==== DATA SHOWN
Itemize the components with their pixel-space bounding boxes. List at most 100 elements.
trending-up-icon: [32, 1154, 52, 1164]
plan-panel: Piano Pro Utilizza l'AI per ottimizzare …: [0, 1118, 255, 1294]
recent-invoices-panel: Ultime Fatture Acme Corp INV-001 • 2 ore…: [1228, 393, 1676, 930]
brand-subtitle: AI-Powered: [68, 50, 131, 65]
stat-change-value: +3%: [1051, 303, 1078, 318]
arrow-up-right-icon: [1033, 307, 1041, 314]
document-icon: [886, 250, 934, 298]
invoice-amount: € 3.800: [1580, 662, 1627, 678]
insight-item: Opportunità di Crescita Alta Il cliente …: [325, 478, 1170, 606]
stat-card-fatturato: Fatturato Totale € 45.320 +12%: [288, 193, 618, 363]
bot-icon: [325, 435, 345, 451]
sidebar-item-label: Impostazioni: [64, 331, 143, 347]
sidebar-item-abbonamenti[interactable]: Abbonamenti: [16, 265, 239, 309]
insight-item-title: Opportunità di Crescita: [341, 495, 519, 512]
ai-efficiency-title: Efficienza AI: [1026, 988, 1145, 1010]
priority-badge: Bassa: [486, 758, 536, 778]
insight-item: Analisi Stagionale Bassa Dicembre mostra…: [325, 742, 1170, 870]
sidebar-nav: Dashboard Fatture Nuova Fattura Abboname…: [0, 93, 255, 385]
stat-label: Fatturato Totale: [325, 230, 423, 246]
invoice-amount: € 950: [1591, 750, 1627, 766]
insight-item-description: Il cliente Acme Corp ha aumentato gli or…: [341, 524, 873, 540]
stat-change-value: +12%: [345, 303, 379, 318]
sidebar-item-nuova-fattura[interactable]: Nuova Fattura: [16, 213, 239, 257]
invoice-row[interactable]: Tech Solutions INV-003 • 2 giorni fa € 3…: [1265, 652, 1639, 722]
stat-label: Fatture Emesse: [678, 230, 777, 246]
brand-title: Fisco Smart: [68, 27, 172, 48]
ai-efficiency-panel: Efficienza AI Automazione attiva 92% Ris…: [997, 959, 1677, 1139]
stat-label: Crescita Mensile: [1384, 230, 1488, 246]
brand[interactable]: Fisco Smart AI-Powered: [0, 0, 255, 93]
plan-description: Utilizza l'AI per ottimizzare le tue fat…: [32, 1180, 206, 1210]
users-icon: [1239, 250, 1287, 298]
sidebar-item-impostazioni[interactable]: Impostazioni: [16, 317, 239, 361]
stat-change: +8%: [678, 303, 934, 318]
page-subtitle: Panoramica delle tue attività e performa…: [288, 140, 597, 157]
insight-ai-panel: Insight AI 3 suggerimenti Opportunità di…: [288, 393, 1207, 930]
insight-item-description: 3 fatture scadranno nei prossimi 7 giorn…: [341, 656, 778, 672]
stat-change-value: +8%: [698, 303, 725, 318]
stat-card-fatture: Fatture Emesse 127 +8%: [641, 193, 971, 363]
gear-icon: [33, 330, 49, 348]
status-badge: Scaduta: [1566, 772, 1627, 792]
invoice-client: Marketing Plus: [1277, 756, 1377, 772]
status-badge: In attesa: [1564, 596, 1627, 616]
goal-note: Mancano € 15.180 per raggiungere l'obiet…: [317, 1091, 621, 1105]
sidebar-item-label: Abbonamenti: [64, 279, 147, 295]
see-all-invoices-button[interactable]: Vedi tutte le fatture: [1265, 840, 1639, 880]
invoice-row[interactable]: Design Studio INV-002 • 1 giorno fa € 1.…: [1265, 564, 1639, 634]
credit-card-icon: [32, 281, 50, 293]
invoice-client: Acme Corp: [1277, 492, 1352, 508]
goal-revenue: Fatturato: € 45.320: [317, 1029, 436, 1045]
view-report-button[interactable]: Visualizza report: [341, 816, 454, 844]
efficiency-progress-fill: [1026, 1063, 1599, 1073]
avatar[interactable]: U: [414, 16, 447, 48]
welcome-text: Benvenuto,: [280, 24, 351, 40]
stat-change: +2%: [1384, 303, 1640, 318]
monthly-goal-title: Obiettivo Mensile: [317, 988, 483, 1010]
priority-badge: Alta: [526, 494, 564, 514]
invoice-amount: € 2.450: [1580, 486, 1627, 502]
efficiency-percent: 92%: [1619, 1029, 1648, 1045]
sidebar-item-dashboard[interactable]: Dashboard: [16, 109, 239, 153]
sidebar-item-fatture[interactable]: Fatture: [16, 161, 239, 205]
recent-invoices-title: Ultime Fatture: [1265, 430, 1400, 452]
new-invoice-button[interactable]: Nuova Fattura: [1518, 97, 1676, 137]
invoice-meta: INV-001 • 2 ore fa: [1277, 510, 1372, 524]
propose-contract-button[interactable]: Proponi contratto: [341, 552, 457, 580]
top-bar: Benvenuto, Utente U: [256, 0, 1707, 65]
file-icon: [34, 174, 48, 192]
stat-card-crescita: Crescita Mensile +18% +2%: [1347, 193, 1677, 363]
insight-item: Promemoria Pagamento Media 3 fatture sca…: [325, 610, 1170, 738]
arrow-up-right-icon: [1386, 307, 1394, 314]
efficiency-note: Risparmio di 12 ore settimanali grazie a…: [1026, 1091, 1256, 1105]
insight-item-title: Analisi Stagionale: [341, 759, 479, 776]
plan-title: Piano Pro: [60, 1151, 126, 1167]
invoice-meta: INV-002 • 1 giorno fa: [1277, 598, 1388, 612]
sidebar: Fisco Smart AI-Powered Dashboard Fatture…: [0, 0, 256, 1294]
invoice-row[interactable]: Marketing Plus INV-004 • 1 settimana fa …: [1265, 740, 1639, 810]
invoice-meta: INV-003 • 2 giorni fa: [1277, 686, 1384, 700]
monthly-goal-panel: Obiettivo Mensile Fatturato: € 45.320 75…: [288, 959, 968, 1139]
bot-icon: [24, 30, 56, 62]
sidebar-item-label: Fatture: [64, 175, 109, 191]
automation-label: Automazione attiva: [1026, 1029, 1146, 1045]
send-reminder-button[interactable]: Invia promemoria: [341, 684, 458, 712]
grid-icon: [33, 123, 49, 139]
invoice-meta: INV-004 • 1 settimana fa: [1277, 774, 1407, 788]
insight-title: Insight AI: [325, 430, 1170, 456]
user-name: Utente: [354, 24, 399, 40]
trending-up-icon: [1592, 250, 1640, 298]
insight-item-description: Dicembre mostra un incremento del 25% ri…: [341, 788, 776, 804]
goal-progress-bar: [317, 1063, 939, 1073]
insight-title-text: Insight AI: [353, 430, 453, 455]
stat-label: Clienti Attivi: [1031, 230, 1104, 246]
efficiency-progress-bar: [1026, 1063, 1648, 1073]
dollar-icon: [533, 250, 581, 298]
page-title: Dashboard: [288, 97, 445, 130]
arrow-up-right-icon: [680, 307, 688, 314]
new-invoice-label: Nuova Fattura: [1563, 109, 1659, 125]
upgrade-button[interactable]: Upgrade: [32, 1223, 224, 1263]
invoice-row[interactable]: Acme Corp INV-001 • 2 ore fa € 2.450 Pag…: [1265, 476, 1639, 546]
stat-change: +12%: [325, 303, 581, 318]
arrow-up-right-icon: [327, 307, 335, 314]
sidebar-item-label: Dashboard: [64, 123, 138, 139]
========
STATED EXERCISE => Could you convert each line of the material above into a JSON list of strings, one string per line, with blank lines omitted?

SOLUTION FOR THIS TASK =>
[
  "Itemize the components with their pixel-space bounding boxes. List at most 100 elements.",
  "trending-up-icon: [32, 1154, 52, 1164]",
  "plan-panel: Piano Pro Utilizza l'AI per ottimizzare …: [0, 1118, 255, 1294]",
  "recent-invoices-panel: Ultime Fatture Acme Corp INV-001 • 2 ore…: [1228, 393, 1676, 930]",
  "brand-subtitle: AI-Powered: [68, 50, 131, 65]",
  "stat-change-value: +3%: [1051, 303, 1078, 318]",
  "arrow-up-right-icon: [1033, 307, 1041, 314]",
  "document-icon: [886, 250, 934, 298]",
  "invoice-amount: € 3.800: [1580, 662, 1627, 678]",
  "insight-item: Opportunità di Crescita Alta Il cliente …: [325, 478, 1170, 606]",
  "stat-card-fatturato: Fatturato Totale € 45.320 +12%: [288, 193, 618, 363]",
  "bot-icon: [325, 435, 345, 451]",
  "sidebar-item-label: Impostazioni: [64, 331, 143, 347]",
  "sidebar-item-abbonamenti[interactable]: Abbonamenti: [16, 265, 239, 309]",
  "insight-item-title: Opportunità di Crescita: [341, 495, 519, 512]",
  "ai-efficiency-title: Efficienza AI: [1026, 988, 1145, 1010]",
  "priority-badge: Bassa: [486, 758, 536, 778]",
  "insight-item: Analisi Stagionale Bassa Dicembre mostra…: [325, 742, 1170, 870]",
  "sidebar-nav: Dashboard Fatture Nuova Fattura Abboname…: [0, 93, 255, 385]",
  "stat-label: Fatturato Totale: [325, 230, 423, 246]",
  "invoice-amount: € 950: [1591, 750, 1627, 766]",
  "insight-item-description: Il cliente Acme Corp ha aumentato gli or…: [341, 524, 873, 540]",
  "stat-change-value: +12%: [345, 303, 379, 318]",
  "sidebar-item-nuova-fattura[interactable]: Nuova Fattura: [16, 213, 239, 257]",
  "invoice-row[interactable]: Tech Solutions INV-003 • 2 giorni fa € 3…: [1265, 652, 1639, 722]",
  "stat-label: Fatture Emesse: [678, 230, 777, 246]",
  "brand-title: Fisco Smart: [68, 27, 172, 48]",
  "ai-efficiency-panel: Efficienza AI Automazione attiva 92% Ris…: [997, 959, 1677, 1139]",
  "stat-label: Crescita Mensile: [1384, 230, 1488, 246]",
  "brand[interactable]: Fisco Smart AI-Powered: [0, 0, 255, 93]",
  "plan-description: Utilizza l'AI per ottimizzare le tue fat…: [32, 1180, 206, 1210]",
  "users-icon: [1239, 250, 1287, 298]",
  "sidebar-item-impostazioni[interactable]: Impostazioni: [16, 317, 239, 361]",
  "stat-change: +8%: [678, 303, 934, 318]",
  "page-subtitle: Panoramica delle tue attività e performa…: [288, 140, 597, 157]",
  "insight-ai-panel: Insight AI 3 suggerimenti Opportunità di…: [288, 393, 1207, 930]",
  "insight-item-description: 3 fatture scadranno nei prossimi 7 giorn…: [341, 656, 778, 672]",
  "stat-change-value: +8%: [698, 303, 725, 318]",
  "stat-card-fatture: Fatture Emesse 127 +8%: [641, 193, 971, 363]",
  "gear-icon: [33, 330, 49, 348]",
  "status-badge: Scaduta: [1566, 772, 1627, 792]",
  "invoice-client: Marketing Plus: [1277, 756, 1377, 772]",
  "status-badge: In attesa: [1564, 596, 1627, 616]",
  "goal-note: Mancano € 15.180 per raggiungere l'obiet…: [317, 1091, 621, 1105]",
  "sidebar-item-label: Abbonamenti: [64, 279, 147, 295]",
  "see-all-invoices-button[interactable]: Vedi tutte le fatture: [1265, 840, 1639, 880]",
  "invoice-row[interactable]: Design Studio INV-002 • 1 giorno fa € 1.…: [1265, 564, 1639, 634]",
  "credit-card-icon: [32, 281, 50, 293]",
  "invoice-client: Acme Corp: [1277, 492, 1352, 508]",
  "goal-revenue: Fatturato: € 45.320: [317, 1029, 436, 1045]",
  "view-report-button[interactable]: Visualizza report: [341, 816, 454, 844]",
  "efficiency-progress-fill: [1026, 1063, 1599, 1073]",
  "avatar[interactable]: U: [414, 16, 447, 48]",
  "welcome-text: Benvenuto,: [280, 24, 351, 40]",
  "stat-change: +2%: [1384, 303, 1640, 318]",
  "monthly-goal-title: Obiettivo Mensile: [317, 988, 483, 1010]",
  "priority-badge: Alta: [526, 494, 564, 514]",
  "invoice-amount: € 2.450: [1580, 486, 1627, 502]",
  "efficiency-percent: 92%: [1619, 1029, 1648, 1045]",
  "sidebar-item-dashboard[interactable]: Dashboard: [16, 109, 239, 153]",
  "sidebar-item-fatture[interactable]: Fatture: [16, 161, 239, 205]",
  "recent-invoices-title: Ultime Fatture: [1265, 430, 1400, 452]",
  "new-invoice-button[interactable]: Nuova Fattura: [1518, 97, 1676, 137]",
  "invoice-meta: INV-001 • 2 ore fa: [1277, 510, 1372, 524]",
  "propose-contract-button[interactable]: Proponi contratto: [341, 552, 457, 580]",
  "top-bar: Benvenuto, Utente U: [256, 0, 1707, 65]",
  "file-icon: [34, 174, 48, 192]",
  "stat-card-crescita: Crescita Mensile +18% +2%: [1347, 193, 1677, 363]",
  "insight-item: Promemoria Pagamento Media 3 fatture sca…: [325, 610, 1170, 738]",
  "arrow-up-right-icon: [1386, 307, 1394, 314]",
  "efficiency-note: Risparmio di 12 ore settimanali grazie a…: [1026, 1091, 1256, 1105]",
  "insight-item-title: Analisi Stagionale: [341, 759, 479, 776]",
  "plan-title: Piano Pro: [60, 1151, 126, 1167]",
  "invoice-meta: INV-002 • 1 giorno fa: [1277, 598, 1388, 612]",
  "sidebar: Fisco Smart AI-Powered Dashboard Fatture…: [0, 0, 256, 1294]",
  "invoice-row[interactable]: Marketing Plus INV-004 • 1 settimana fa …: [1265, 740, 1639, 810]",
  "invoice-meta: INV-003 • 2 giorni fa: [1277, 686, 1384, 700]",
  "monthly-goal-panel: Obiettivo Mensile Fatturato: € 45.320 75…: [288, 959, 968, 1139]",
  "bot-icon: [24, 30, 56, 62]",
  "sidebar-item-label: Fatture: [64, 175, 109, 191]",
  "automation-label: Automazione attiva: [1026, 1029, 1146, 1045]",
  "send-reminder-button[interactable]: Invia promemoria: [341, 684, 458, 712]",
  "grid-icon: [33, 123, 49, 139]",
  "invoice-meta: INV-004 • 1 settimana fa: [1277, 774, 1407, 788]",
  "insight-title: Insight AI: [325, 430, 1170, 456]",
  "user-name: Utente: [354, 24, 399, 40]",
  "trending-up-icon: [1592, 250, 1640, 298]",
  "insight-item-description: Dicembre mostra un incremento del 25% ri…: [341, 788, 776, 804]",
  "goal-progress-bar: [317, 1063, 939, 1073]",
  "insight-title-text: Insight AI: [353, 430, 453, 455]",
  "stat-label: Clienti Attivi: [1031, 230, 1104, 246]",
  "efficiency-progress-bar: [1026, 1063, 1648, 1073]",
  "dollar-icon: [533, 250, 581, 298]",
  "page-title: Dashboard: [288, 97, 445, 130]",
  "arrow-up-right-icon: [680, 307, 688, 314]",
  "new-invoice-label: Nuova Fattura: [1563, 109, 1659, 125]",
  "upgrade-button[interactable]: Upgrade: [32, 1223, 224, 1263]",
  "invoice-row[interactable]: Acme Corp INV-001 • 2 ore fa € 2.450 Pag…: [1265, 476, 1639, 546]",
  "stat-change: +12%: [325, 303, 581, 318]",
  "arrow-up-right-icon: [327, 307, 335, 314]",
  "sidebar-item-label: Dashboard: [64, 123, 138, 139]"
]